PAGE EXCERPT —
These are the risks attributable to the actions of a country’s government. In its extreme form this can mean confiscation of the firm’s assets without compensation, which is what happened to American businesses in Cuba when Fidel Castro came to power.

A milder form of this tactic is expropriation whereby the government seizes assets but provides some compensation. Both of these forms of asset seizure are less common today, in part because countries need to trade with each other.

However a form of ownership transfer known as “domestication” is still common. Under domestication, foreign investments are transferred to national control and ownership through a series of government decrees. This form of asset seizure is common in countries that are trying to encourage local ownership.

Political risk requires rapid adjustments when changes occur

Firms like to operate in a stable political environment which is business friendly and enables them to make long range plans with a degree of certainty. Many developing nations, and some developed nations, have a history of rapid political change and subsequent shifts in policy and direction, which can often have a major impact on business.

An example of this is India, which has seen frequent changes of government since independence. Earlier governments were not favourable to foreign investment and their policies discouraged businesses from locating there.

Recent governments, however, have reversed course. Many western companies, particularly software companies, have been locating in India, initially to take advantage of lower wage rates, and more recently to tap into a well-educated workforce.

A more extreme form of political instability is caused by civil wars and coup d’états many of which are brought about by the rise of nationalism and accompanying ethnic hatred. Such conflicts can result in physical damage to a company’s property, but more problematic is the danger of being seen to be allied to one side or the other.

A businessperson has no control over these issues but it is often possible for a business to operate during periods of political instability, as long as it is permitted to operate within the country and make a profit.

Can you weather the storm or will you be blown away?

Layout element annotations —

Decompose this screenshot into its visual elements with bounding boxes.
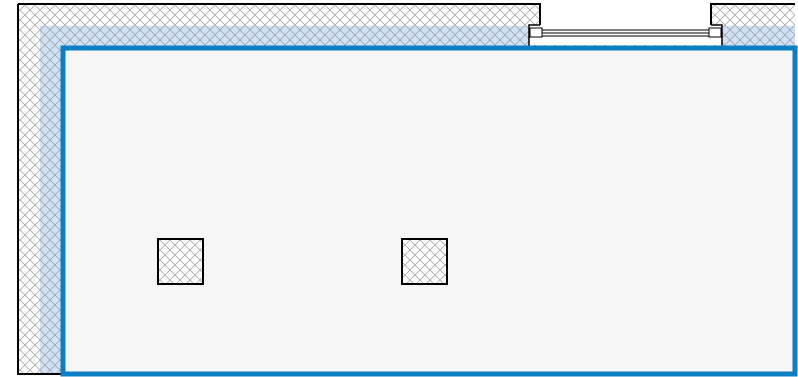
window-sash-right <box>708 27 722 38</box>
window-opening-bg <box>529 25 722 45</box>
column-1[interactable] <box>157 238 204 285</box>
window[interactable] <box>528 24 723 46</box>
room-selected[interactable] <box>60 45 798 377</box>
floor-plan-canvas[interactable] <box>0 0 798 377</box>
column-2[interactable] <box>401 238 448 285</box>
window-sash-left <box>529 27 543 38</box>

THINGS TO DO —
1 > From the passage on political risk, return the text from "Firms like to" to "a well-educated workforce.".
2 > Name every form of asset seizure described in the political risk passage.
3 > Write the next part of the political risk passage, starting after its final sentence.

OUTPUTS BY TASK —
1 >
Firms like to operate in a stable political environment which is business friendly and enables them to make long range plans with a degree of certainty. Many developing nations, and some developed nations, have a history of rapid political change and subsequent shifts in policy and direction, which can often have a major impact on business.

An example of this is India, which has seen frequent changes of government since independence. Earlier governments were not favourable to foreign investment and their policies discouraged businesses from locating there.

Recent governments, however, have reversed course. Many western companies, particularly software companies, have been locating in India, initially to take advantage of lower wage rates, and more recently to tap into a well-educated workforce.

2 > Confiscation, expropriation, and domestication.

3 >
The manner of changing government is an important indicator of political stability, whether through free and fair elections or by military takeovers. From a business standpoint, even the latter need not necessarily be alarming. For example, until recently Thailand had a long history of coups, which were usually bloodless and allowed business to go on as usual.

There is very little that the international manager can do to influence the course of political events in foreign countries. The best that can be hoped for is to understand the situation, determine what the attitude of the current government is toward foreign business, and assess the likelihood of the current attitude persisting, either because the government stays in power or because any replacement would follow the same general line toward business.

A good strategy is to study the recent history of the country, talk to local experts and use up-to-date country risk assessment guides published by export credit agencies to get some sense of the most likely future scenarios.

Once all factors are evaluated, the manager can decide on the degree of exposure he or she is willing to accept.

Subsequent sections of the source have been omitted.